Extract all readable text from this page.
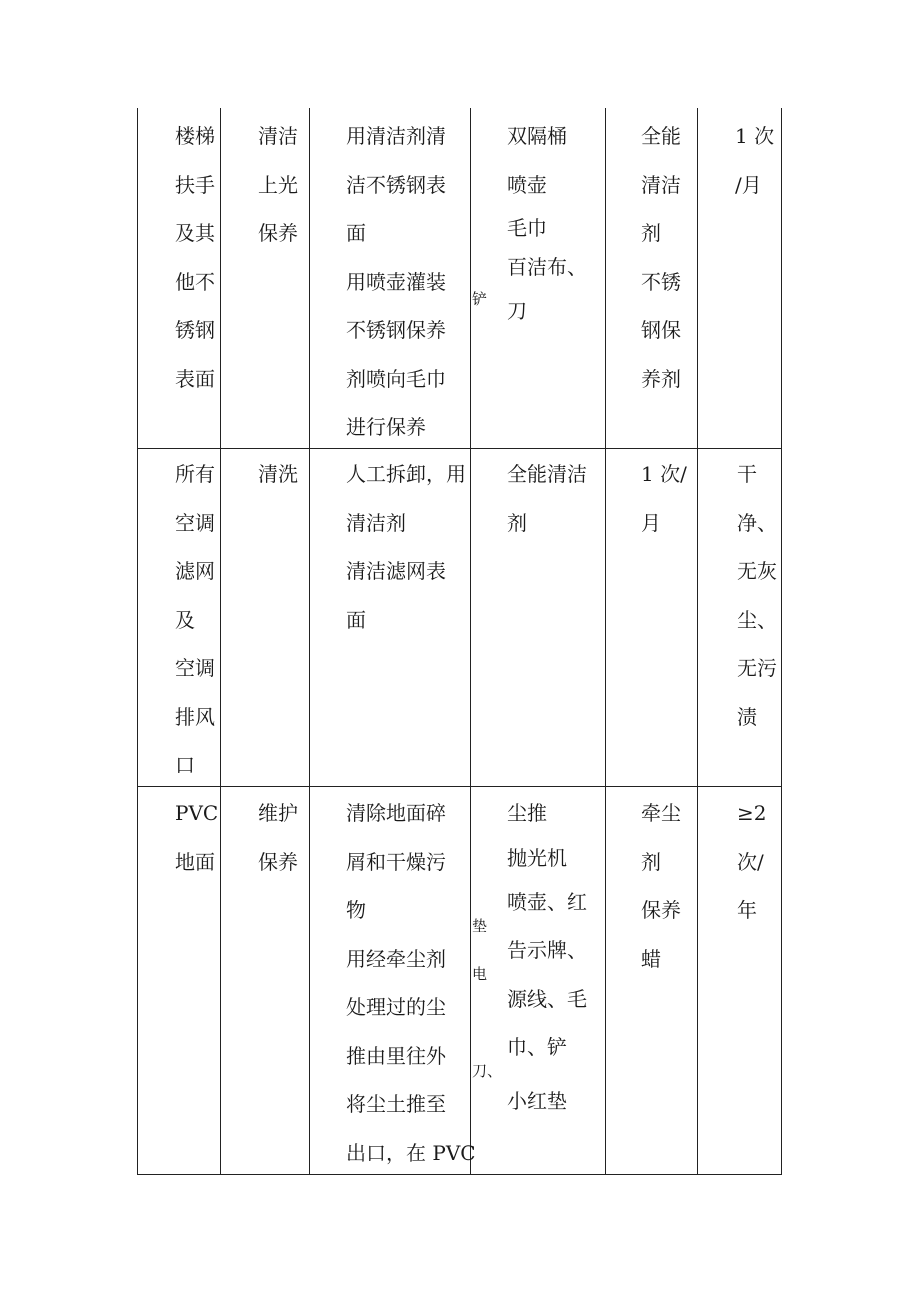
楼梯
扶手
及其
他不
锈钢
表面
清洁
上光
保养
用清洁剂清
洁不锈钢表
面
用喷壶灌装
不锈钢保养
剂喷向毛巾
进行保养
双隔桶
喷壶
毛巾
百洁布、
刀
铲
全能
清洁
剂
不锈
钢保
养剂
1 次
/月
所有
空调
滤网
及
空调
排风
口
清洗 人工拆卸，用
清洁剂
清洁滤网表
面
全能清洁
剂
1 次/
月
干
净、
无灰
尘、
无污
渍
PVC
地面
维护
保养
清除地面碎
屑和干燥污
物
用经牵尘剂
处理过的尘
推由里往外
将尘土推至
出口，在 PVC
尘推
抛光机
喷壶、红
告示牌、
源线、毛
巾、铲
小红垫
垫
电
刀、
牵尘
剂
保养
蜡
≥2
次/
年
********************
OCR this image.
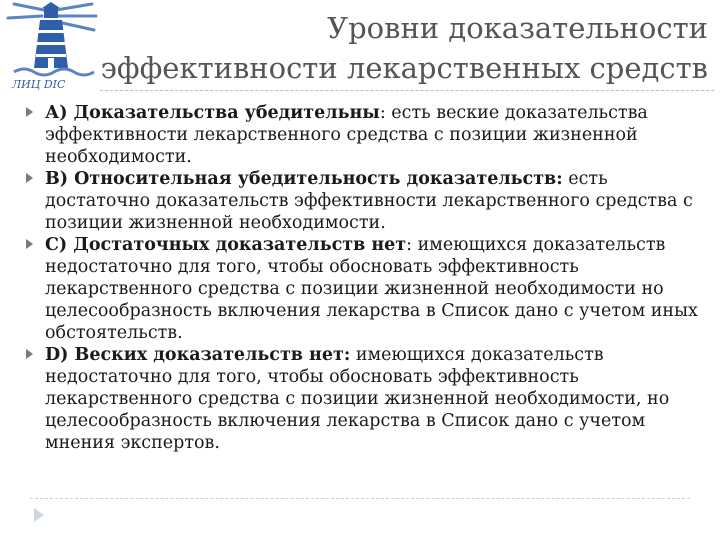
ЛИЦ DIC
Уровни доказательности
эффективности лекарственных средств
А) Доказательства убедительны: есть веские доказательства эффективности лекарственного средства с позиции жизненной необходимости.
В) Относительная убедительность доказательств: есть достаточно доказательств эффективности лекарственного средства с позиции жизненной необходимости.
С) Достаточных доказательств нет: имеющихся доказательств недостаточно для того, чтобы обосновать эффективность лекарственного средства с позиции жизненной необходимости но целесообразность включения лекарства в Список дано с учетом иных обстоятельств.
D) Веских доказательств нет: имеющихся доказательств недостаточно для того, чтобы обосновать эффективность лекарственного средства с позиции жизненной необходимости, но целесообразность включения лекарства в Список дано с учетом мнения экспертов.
********************
Count the lines of the material that include the word "того", then report only the total.

» Solution
2